[GIVEN INSTRUCTION] Work through the data line by line, gathering every line that has the word "switchport".

[MATERIAL FOR THIS TASK]
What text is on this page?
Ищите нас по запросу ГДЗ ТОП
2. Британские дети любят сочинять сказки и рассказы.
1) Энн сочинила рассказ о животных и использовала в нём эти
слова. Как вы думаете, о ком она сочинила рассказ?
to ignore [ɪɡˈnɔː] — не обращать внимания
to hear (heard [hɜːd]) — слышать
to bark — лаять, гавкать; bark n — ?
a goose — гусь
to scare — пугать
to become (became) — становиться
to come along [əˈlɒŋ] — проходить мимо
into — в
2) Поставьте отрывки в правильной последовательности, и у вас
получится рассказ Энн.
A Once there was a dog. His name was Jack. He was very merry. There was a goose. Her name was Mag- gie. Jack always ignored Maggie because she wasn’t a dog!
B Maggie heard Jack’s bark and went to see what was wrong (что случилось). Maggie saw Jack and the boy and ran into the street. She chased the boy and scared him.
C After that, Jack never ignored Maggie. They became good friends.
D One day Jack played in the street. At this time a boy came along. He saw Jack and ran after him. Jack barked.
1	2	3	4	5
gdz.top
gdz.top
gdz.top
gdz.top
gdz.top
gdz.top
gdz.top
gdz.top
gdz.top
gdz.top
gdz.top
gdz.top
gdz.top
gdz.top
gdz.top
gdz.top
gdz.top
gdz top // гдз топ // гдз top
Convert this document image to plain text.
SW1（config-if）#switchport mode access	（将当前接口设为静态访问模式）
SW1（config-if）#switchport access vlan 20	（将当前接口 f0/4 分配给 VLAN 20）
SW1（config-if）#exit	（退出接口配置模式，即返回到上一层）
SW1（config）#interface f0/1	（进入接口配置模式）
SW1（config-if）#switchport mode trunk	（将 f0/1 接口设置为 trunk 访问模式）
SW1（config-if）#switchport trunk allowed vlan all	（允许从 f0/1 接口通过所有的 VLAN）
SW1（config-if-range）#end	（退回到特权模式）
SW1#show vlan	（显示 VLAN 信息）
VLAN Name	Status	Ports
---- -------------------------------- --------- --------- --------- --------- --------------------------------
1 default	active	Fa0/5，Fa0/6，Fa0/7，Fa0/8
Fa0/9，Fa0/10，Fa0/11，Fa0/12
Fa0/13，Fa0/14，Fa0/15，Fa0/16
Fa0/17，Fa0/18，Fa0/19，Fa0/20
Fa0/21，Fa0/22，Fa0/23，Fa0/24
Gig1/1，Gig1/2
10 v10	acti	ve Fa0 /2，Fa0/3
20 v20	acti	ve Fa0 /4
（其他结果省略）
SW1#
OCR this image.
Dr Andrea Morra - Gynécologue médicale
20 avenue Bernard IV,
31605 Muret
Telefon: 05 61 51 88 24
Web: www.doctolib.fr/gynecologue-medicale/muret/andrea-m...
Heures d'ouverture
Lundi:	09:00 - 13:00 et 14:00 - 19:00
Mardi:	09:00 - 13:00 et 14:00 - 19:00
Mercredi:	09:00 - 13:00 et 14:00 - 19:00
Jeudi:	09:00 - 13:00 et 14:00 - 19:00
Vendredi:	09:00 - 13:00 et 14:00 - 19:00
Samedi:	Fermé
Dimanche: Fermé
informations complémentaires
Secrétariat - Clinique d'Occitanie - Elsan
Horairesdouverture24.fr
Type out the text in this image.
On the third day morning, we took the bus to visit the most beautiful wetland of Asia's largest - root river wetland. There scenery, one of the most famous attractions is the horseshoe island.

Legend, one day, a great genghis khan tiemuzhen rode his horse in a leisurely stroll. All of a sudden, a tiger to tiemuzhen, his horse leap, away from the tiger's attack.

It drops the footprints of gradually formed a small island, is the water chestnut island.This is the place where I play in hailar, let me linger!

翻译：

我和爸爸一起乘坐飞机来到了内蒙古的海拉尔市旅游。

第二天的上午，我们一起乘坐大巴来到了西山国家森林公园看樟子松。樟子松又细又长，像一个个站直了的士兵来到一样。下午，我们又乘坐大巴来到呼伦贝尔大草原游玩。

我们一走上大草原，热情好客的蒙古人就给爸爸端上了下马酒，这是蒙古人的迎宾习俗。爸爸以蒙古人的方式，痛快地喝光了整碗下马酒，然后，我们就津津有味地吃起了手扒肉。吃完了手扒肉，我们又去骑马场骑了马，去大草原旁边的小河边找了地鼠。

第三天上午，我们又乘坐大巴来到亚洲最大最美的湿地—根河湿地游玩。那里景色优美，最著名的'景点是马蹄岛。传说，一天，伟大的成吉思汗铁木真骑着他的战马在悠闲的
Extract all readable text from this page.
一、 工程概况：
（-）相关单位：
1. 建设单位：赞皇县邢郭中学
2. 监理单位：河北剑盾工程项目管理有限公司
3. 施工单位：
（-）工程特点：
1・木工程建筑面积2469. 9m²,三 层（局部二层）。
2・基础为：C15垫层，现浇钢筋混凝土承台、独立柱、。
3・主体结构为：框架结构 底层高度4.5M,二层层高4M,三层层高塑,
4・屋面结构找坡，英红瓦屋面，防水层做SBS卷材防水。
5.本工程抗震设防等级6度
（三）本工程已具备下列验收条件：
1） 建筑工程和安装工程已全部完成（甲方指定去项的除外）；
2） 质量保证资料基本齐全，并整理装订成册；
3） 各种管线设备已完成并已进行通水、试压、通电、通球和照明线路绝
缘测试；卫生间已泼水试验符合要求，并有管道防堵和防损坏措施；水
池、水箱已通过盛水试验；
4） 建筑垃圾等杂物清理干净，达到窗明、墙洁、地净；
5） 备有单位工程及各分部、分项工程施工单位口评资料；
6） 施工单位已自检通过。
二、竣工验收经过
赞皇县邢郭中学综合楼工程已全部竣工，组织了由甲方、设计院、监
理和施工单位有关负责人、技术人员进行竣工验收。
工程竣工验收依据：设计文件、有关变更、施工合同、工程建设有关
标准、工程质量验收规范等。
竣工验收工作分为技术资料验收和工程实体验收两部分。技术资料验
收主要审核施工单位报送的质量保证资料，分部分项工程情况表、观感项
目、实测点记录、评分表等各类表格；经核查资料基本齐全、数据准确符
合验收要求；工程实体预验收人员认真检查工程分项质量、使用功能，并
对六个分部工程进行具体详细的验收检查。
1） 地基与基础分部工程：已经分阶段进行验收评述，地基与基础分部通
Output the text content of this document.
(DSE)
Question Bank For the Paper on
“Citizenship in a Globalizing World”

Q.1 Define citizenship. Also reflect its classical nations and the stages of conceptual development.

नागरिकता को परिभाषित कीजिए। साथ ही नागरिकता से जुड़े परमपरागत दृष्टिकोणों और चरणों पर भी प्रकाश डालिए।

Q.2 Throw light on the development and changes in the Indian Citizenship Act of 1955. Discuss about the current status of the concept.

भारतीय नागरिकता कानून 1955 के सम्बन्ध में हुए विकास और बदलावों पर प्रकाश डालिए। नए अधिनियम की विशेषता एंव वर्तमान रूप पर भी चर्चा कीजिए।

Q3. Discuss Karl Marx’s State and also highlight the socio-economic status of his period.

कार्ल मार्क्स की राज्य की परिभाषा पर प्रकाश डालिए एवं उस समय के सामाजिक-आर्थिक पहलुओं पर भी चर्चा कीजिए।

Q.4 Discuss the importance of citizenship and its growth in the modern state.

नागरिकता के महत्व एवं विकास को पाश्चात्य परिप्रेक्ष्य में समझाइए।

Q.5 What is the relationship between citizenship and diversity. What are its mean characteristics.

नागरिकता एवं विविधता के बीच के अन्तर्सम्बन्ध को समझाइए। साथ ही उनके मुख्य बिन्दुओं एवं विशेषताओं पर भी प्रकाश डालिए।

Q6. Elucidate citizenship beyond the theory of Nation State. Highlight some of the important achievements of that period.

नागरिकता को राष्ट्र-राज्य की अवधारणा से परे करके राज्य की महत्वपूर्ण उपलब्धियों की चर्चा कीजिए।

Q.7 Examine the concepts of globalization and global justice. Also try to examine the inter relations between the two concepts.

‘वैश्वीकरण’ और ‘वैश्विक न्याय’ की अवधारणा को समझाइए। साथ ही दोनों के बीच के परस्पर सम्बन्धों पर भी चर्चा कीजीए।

[COMPLETED TASK]
SW1（config-if）#switchport mode access	（将当前接口设为静态访问模式）
SW1（config-if）#switchport access vlan 20	（将当前接口 f0/4 分配给 VLAN 20）
SW1（config-if）#switchport mode trunk	（将 f0/1 接口设置为 trunk 访问模式）
SW1（config-if）#switchport trunk allowed vlan all	（允许从 f0/1 接口通过所有的 VLAN）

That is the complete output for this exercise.